Aux sources du mai 68 numérique : le grille-pain fasciste ?
mercredi 4 décembre 2013, par Pierre Mounier
« Notre mai 68 numérique est devenu un grille-pain fasciste ». S’il est un talent qu’il faut reconnaître à Titiou Lecoq, journaliste indépendante et animatrice du blog décapant Girls and Geeks, c’est bien d’avoir l’art de la formule.
Car le titre de la tribune qu’elle a fait paraître le week-end dernier sur le site du magazine Slate résume en quelques mots un sentiment de désillusion croissante, partagé par ceux qui s’intéressent au développement d’Internet. Pour un certain nombre d’entre eux, ce développement s’est accompagné historiquement d’une visée émancipatrice porteuse des valeurs de liberté, d’autonomie individuelle, de liberté d’expression. Il n’est pas difficile à Titiou Lecoq de démontrer en quelques paragraphes à quel point le mirage libertaire s’est aujourd’hui dissipé pour laisser la place à une réalité à la fois mercantile et répressive : le rêve de circulation distribuée de l’information par les réseaux de pair à pair est démenti par la domination des plateformes centralisées de distribution de contenus cadenassés ; la multiplicité des parcours transversaux que permet le lien hypertexte a été réduite par la domination croissante des plateformes de réseaux sociaux - et d’une en particulier - qui tiennent l’utilisateur enfermé dans leur toile privée ; l’ouverture d’un accès universel au savoir a été détourné par les moteurs de recherche - un en particulier - qui isolent chaque utilisateur au sein d’une « bulle de filtrage » solipsiste.

-*-*-

> Tâche a:
Dans l'article sur le mai 68 numérique, quel blog Titiou Lecoq anime-t-elle ?
Les enregistrements n'ont aucun lien avec l'article.

Enregistrements sources:
-*-*-

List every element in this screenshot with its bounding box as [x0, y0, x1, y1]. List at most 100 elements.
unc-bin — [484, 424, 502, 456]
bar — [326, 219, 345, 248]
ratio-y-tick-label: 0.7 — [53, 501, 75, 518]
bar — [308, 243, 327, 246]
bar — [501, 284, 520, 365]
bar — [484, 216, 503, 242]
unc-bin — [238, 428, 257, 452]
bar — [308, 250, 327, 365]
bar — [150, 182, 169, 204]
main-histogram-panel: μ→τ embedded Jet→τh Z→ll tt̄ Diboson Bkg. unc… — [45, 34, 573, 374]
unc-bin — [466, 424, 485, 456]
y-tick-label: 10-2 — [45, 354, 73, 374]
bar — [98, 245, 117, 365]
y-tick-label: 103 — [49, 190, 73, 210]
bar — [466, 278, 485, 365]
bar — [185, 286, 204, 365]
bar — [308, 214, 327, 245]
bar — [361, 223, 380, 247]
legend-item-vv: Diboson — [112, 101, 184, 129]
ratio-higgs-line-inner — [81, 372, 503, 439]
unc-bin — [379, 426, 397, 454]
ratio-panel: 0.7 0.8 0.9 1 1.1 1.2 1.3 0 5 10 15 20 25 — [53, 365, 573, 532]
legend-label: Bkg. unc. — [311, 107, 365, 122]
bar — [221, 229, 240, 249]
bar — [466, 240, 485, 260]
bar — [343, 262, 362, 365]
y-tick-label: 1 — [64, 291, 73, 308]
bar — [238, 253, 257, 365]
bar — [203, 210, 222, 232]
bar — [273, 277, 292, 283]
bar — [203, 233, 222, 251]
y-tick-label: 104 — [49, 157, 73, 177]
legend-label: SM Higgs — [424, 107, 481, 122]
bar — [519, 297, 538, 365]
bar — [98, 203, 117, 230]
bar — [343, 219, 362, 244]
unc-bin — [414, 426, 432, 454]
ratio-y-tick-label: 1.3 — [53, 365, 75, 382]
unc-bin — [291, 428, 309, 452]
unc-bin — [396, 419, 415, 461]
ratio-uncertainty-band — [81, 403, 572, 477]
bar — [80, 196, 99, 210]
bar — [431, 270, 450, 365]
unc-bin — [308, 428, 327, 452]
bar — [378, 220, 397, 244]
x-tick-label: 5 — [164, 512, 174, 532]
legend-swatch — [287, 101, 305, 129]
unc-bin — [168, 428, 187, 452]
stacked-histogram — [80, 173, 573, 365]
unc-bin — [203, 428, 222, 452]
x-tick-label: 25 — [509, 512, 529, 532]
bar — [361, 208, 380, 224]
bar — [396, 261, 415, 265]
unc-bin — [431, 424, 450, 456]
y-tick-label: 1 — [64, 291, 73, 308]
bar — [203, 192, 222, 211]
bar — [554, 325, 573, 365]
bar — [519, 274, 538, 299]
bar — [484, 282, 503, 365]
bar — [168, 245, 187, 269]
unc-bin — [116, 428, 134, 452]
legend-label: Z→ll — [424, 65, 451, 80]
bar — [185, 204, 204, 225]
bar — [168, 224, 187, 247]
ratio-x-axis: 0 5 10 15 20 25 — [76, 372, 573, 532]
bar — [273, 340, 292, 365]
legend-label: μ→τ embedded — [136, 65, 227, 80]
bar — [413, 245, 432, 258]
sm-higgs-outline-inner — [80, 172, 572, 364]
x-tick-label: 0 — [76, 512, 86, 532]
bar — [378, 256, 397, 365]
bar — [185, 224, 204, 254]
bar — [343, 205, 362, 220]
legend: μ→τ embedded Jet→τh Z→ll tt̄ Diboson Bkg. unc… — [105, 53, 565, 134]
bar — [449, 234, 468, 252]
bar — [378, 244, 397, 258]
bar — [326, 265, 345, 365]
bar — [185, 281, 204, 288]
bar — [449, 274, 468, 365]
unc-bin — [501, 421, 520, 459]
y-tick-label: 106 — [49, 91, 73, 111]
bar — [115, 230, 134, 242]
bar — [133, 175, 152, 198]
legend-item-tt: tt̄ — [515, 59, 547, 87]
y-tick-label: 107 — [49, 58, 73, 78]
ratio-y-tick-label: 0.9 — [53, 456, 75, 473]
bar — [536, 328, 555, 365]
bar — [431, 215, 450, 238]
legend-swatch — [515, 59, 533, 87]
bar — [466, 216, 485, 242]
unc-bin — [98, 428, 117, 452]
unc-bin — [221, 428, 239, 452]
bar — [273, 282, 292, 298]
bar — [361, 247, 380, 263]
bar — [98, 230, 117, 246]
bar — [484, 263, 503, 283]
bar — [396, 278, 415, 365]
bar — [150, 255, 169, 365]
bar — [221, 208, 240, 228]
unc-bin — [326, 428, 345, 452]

-*-*-

> Tâche b:
Présentez sous forme de liste numérotée les lignes des enregistrements, du début jusqu'à la ligne contenant « unc-bin — [308, 428, 327, 452] », incluse. Omettez les lignes vides.

> Réponse finale a:
Girls and Geeks.

> Réponse finale b:
1. List every element in this screenshot with its bounding box as [x0, y0, x1, y1]. List at most 100 elements.
2. unc-bin — [484, 424, 502, 456]
3. bar — [326, 219, 345, 248]
4. ratio-y-tick-label: 0.7 — [53, 501, 75, 518]
5. bar — [308, 243, 327, 246]
6. bar — [501, 284, 520, 365]
7. bar — [484, 216, 503, 242]
8. unc-bin — [238, 428, 257, 452]
9. bar — [308, 250, 327, 365]
10. bar — [150, 182, 169, 204]
11. main-histogram-panel: μ→τ embedded Jet→τh Z→ll tt̄ Diboson Bkg. unc… — [45, 34, 573, 374]
12. unc-bin — [466, 424, 485, 456]
13. y-tick-label: 10-2 — [45, 354, 73, 374]
14. bar — [98, 245, 117, 365]
15. y-tick-label: 103 — [49, 190, 73, 210]
16. bar — [466, 278, 485, 365]
17. bar — [185, 286, 204, 365]
18. bar — [308, 214, 327, 245]
19. bar — [361, 223, 380, 247]
20. legend-item-vv: Diboson — [112, 101, 184, 129]
21. ratio-higgs-line-inner — [81, 372, 503, 439]
22. unc-bin — [379, 426, 397, 454]
23. ratio-panel: 0.7 0.8 0.9 1 1.1 1.2 1.3 0 5 10 15 20 25 — [53, 365, 573, 532]
24. legend-label: Bkg. unc. — [311, 107, 365, 122]
25. bar — [221, 229, 240, 249]
26. bar — [466, 240, 485, 260]
27. bar — [343, 262, 362, 365]
28. y-tick-label: 1 — [64, 291, 73, 308]
29. bar — [238, 253, 257, 365]
30. bar — [203, 210, 222, 232]
31. bar — [273, 277, 292, 283]
32. bar — [203, 233, 222, 251]
33. y-tick-label: 104 — [49, 157, 73, 177]
34. legend-label: SM Higgs — [424, 107, 481, 122]
35. bar — [519, 297, 538, 365]
36. bar — [98, 203, 117, 230]
37. bar — [343, 219, 362, 244]
38. unc-bin — [414, 426, 432, 454]
39. ratio-y-tick-label: 1.3 — [53, 365, 75, 382]
40. unc-bin — [291, 428, 309, 452]
41. unc-bin — [396, 419, 415, 461]
42. ratio-uncertainty-band — [81, 403, 572, 477]
43. bar — [80, 196, 99, 210]
44. bar — [431, 270, 450, 365]
45. unc-bin — [308, 428, 327, 452]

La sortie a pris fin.